• _Description of the task_
Give every line of the data again, unchanged, but with no pictures.

• _Raw records_
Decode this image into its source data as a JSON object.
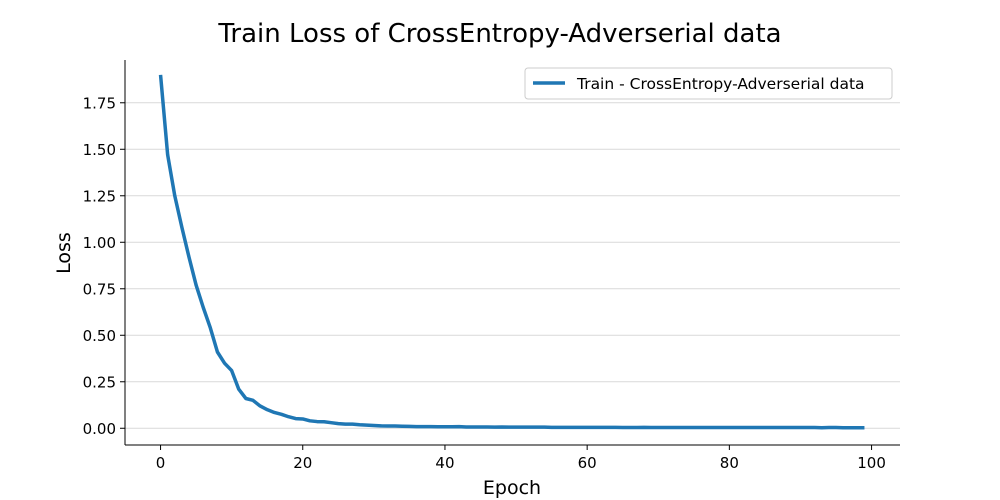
{
  "chart_data": {
    "type": "line",
    "title": "Train Loss of CrossEntropy-Adverserial data",
    "xlabel": "Epoch",
    "ylabel": "Loss",
    "xlim": [
      -5,
      104
    ],
    "ylim": [
      -0.09,
      1.98
    ],
    "x_ticks": [
      0,
      20,
      40,
      60,
      80,
      100
    ],
    "y_ticks": [
      0.0,
      0.25,
      0.5,
      0.75,
      1.0,
      1.25,
      1.5,
      1.75
    ],
    "y_tick_labels": [
      "0.00",
      "0.25",
      "0.50",
      "0.75",
      "1.00",
      "1.25",
      "1.50",
      "1.75"
    ],
    "x_tick_labels": [
      "0",
      "20",
      "40",
      "60",
      "80",
      "100"
    ],
    "grid": {
      "x": false,
      "y": true
    },
    "spines": {
      "top": false,
      "right": false
    },
    "legend": {
      "placement": "top-right"
    },
    "series": [
      {
        "name": "Train - CrossEntropy-Adverserial data",
        "color": "#1f77b4",
        "x": [
          0,
          1,
          2,
          3,
          4,
          5,
          6,
          7,
          8,
          9,
          10,
          11,
          12,
          13,
          14,
          15,
          16,
          17,
          18,
          19,
          20,
          21,
          22,
          23,
          24,
          25,
          26,
          27,
          28,
          29,
          30,
          31,
          32,
          33,
          34,
          35,
          36,
          37,
          38,
          39,
          40,
          41,
          42,
          43,
          44,
          45,
          46,
          47,
          48,
          49,
          50,
          51,
          52,
          53,
          54,
          55,
          56,
          57,
          58,
          59,
          60,
          61,
          62,
          63,
          64,
          65,
          66,
          67,
          68,
          69,
          70,
          71,
          72,
          73,
          74,
          75,
          76,
          77,
          78,
          79,
          80,
          81,
          82,
          83,
          84,
          85,
          86,
          87,
          88,
          89,
          90,
          91,
          92,
          93,
          94,
          95,
          96,
          97,
          98,
          99
        ],
        "y": [
          1.9,
          1.47,
          1.25,
          1.08,
          0.92,
          0.77,
          0.65,
          0.54,
          0.41,
          0.35,
          0.31,
          0.21,
          0.16,
          0.15,
          0.12,
          0.1,
          0.085,
          0.075,
          0.062,
          0.052,
          0.05,
          0.04,
          0.036,
          0.035,
          0.03,
          0.025,
          0.022,
          0.022,
          0.019,
          0.017,
          0.015,
          0.013,
          0.012,
          0.012,
          0.011,
          0.01,
          0.009,
          0.009,
          0.009,
          0.008,
          0.008,
          0.008,
          0.009,
          0.007,
          0.007,
          0.007,
          0.007,
          0.006,
          0.007,
          0.006,
          0.006,
          0.006,
          0.006,
          0.006,
          0.006,
          0.005,
          0.005,
          0.005,
          0.005,
          0.005,
          0.005,
          0.005,
          0.005,
          0.005,
          0.005,
          0.004,
          0.004,
          0.004,
          0.005,
          0.004,
          0.004,
          0.004,
          0.004,
          0.004,
          0.004,
          0.004,
          0.004,
          0.004,
          0.004,
          0.004,
          0.004,
          0.004,
          0.004,
          0.004,
          0.004,
          0.004,
          0.004,
          0.004,
          0.004,
          0.004,
          0.004,
          0.004,
          0.004,
          0.003,
          0.004,
          0.004,
          0.003,
          0.003,
          0.003,
          0.003
        ]
      }
    ]
  }
}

• _Final result_
Decode this image into its source data as a JSON object.
{
  "chart_data": {
    "type": "line",
    "title": "Train Loss of CrossEntropy-Adverserial data",
    "xlabel": "Epoch",
    "ylabel": "Loss",
    "xlim": [
      -5,
      104
    ],
    "ylim": [
      -0.09,
      1.98
    ],
    "x_ticks": [
      0,
      20,
      40,
      60,
      80,
      100
    ],
    "y_ticks": [
      0.0,
      0.25,
      0.5,
      0.75,
      1.0,
      1.25,
      1.5,
      1.75
    ],
    "y_tick_labels": [
      "0.00",
      "0.25",
      "0.50",
      "0.75",
      "1.00",
      "1.25",
      "1.50",
      "1.75"
    ],
    "x_tick_labels": [
      "0",
      "20",
      "40",
      "60",
      "80",
      "100"
    ],
    "grid": {
      "x": false,
      "y": true
    },
    "spines": {
      "top": false,
      "right": false
    },
    "legend": {
      "placement": "top-right"
    },
    "series": [
      {
        "name": "Train - CrossEntropy-Adverserial data",
        "color": "#1f77b4",
        "x": [
          0,
          1,
          2,
          3,
          4,
          5,
          6,
          7,
          8,
          9,
          10,
          11,
          12,
          13,
          14,
          15,
          16,
          17,
          18,
          19,
          20,
          21,
          22,
          23,
          24,
          25,
          26,
          27,
          28,
          29,
          30,
          31,
          32,
          33,
          34,
          35,
          36,
          37,
          38,
          39,
          40,
          41,
          42,
          43,
          44,
          45,
          46,
          47,
          48,
          49,
          50,
          51,
          52,
          53,
          54,
          55,
          56,
          57,
          58,
          59,
          60,
          61,
          62,
          63,
          64,
          65,
          66,
          67,
          68,
          69,
          70,
          71,
          72,
          73,
          74,
          75,
          76,
          77,
          78,
          79,
          80,
          81,
          82,
          83,
          84,
          85,
          86,
          87,
          88,
          89,
          90,
          91,
          92,
          93,
          94,
          95,
          96,
          97,
          98,
          99
        ],
        "y": [
          1.9,
          1.47,
          1.25,
          1.08,
          0.92,
          0.77,
          0.65,
          0.54,
          0.41,
          0.35,
          0.31,
          0.21,
          0.16,
          0.15,
          0.12,
          0.1,
          0.085,
          0.075,
          0.062,
          0.052,
          0.05,
          0.04,
          0.036,
          0.035,
          0.03,
          0.025,
          0.022,
          0.022,
          0.019,
          0.017,
          0.015,
          0.013,
          0.012,
          0.012,
          0.011,
          0.01,
          0.009,
          0.009,
          0.009,
          0.008,
          0.008,
          0.008,
          0.009,
          0.007,
          0.007,
          0.007,
          0.007,
          0.006,
          0.007,
          0.006,
          0.006,
          0.006,
          0.006,
          0.006,
          0.006,
          0.005,
          0.005,
          0.005,
          0.005,
          0.005,
          0.005,
          0.005,
          0.005,
          0.005,
          0.005,
          0.004,
          0.004,
          0.004,
          0.005,
          0.004,
          0.004,
          0.004,
          0.004,
          0.004,
          0.004,
          0.004,
          0.004,
          0.004,
          0.004,
          0.004,
          0.004,
          0.004,
          0.004,
          0.004,
          0.004,
          0.004,
          0.004,
          0.004,
          0.004,
          0.004,
          0.004,
          0.004,
          0.004,
          0.003,
          0.004,
          0.004,
          0.003,
          0.003,
          0.003,
          0.003
        ]
      }
    ]
  }
}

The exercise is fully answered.